▸ **Your assignment**: Would you filter these records and copy every line that has the word "werd"?

▸ **Supplied data**:
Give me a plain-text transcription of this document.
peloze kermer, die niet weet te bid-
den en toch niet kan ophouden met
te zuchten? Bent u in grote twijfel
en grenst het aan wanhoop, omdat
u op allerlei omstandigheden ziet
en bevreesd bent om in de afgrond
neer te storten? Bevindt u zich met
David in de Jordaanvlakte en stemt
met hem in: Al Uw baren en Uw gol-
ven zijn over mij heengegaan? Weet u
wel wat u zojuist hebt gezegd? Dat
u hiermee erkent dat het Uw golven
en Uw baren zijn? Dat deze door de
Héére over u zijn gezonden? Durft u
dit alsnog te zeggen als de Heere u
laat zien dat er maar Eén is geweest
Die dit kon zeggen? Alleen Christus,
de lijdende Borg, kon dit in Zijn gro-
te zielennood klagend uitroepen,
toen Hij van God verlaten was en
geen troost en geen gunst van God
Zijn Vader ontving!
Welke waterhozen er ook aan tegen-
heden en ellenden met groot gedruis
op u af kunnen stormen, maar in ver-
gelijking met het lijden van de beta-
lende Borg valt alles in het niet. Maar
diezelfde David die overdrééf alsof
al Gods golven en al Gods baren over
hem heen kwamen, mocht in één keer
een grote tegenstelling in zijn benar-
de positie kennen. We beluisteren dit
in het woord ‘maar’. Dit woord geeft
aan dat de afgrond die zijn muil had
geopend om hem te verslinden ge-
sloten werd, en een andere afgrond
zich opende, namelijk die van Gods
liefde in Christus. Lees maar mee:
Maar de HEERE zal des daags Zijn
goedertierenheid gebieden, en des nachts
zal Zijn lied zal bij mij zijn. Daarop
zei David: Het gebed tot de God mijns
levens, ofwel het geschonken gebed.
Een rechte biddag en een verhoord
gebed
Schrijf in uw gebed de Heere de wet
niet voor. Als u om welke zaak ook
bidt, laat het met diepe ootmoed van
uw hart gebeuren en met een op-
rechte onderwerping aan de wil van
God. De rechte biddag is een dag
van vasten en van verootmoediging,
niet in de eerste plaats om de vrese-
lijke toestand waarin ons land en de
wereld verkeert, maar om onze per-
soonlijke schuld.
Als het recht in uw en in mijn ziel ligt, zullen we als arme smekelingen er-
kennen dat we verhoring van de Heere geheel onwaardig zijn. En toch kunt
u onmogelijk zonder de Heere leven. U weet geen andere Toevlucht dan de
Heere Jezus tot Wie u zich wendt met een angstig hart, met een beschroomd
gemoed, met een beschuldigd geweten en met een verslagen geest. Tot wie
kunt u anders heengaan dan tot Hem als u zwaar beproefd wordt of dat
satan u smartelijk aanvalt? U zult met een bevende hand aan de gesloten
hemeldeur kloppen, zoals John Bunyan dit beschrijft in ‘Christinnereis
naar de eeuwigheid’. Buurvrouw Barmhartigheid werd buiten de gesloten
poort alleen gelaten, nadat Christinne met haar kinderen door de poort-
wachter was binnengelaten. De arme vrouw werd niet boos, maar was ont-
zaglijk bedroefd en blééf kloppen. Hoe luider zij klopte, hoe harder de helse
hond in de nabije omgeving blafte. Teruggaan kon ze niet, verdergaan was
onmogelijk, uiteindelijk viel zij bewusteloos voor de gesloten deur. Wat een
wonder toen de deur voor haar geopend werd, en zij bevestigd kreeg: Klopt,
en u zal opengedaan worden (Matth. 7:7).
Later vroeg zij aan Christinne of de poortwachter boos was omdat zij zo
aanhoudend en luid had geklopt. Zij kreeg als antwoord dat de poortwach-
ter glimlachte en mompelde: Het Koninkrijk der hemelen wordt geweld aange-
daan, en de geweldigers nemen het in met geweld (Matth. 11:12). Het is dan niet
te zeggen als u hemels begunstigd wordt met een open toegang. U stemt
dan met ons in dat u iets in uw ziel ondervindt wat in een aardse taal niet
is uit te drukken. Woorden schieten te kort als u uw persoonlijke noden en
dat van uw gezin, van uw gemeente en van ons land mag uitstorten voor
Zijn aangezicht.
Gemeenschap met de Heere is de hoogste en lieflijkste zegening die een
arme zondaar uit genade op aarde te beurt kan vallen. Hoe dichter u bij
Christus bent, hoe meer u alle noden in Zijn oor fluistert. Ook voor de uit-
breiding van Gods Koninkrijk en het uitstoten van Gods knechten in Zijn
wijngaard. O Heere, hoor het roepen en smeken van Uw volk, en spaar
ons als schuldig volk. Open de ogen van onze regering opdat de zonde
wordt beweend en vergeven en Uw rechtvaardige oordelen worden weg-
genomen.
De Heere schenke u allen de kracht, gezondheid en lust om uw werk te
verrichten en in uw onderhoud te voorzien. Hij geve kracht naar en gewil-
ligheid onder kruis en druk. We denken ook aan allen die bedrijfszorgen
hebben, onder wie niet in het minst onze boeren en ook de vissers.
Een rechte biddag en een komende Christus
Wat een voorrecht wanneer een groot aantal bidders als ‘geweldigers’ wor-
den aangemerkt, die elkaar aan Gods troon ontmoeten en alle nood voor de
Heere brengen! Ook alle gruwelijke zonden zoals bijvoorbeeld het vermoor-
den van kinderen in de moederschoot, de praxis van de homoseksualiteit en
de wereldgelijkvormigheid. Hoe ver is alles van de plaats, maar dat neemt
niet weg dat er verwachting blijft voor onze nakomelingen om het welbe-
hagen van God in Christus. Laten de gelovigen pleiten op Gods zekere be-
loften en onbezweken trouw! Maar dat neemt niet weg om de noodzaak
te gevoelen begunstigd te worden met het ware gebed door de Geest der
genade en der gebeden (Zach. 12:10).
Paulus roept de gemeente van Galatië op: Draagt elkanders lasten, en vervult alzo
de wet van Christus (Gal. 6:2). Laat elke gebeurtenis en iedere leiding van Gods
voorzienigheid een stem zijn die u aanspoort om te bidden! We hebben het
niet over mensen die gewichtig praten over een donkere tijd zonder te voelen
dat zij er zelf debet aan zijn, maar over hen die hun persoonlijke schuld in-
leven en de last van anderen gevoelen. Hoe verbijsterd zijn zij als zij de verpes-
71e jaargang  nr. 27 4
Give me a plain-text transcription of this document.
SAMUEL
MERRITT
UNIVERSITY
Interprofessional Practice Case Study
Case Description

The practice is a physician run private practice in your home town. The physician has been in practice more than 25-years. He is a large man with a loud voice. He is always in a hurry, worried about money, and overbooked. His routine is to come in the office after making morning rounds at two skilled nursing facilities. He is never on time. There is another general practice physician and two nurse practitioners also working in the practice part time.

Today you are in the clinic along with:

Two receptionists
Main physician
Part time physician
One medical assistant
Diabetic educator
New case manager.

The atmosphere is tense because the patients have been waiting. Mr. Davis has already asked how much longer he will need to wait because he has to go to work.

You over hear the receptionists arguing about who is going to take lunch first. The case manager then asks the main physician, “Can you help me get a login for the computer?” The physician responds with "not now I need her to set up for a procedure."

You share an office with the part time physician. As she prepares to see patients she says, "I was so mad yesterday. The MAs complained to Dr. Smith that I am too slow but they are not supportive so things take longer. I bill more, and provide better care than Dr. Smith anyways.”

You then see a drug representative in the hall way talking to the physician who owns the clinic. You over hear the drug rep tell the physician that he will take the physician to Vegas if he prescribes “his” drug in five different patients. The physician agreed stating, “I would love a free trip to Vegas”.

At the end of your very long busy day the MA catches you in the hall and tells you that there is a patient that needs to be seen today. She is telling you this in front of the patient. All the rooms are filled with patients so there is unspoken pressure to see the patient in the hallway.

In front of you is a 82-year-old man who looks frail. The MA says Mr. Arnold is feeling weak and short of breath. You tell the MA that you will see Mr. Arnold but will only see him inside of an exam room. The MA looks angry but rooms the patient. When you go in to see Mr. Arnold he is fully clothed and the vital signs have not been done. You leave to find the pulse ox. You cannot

▸ **Response area**:
sloten werd, en een andere afgrond
naar de eeuwigheid’. Buurvrouw Barmhartigheid werd buiten de gesloten
wachter was binnengelaten. De arme vrouw werd niet boos, maar was ont-
wonder toen de deur voor haar geopend werd, en zij bevestigd kreeg: Klopt,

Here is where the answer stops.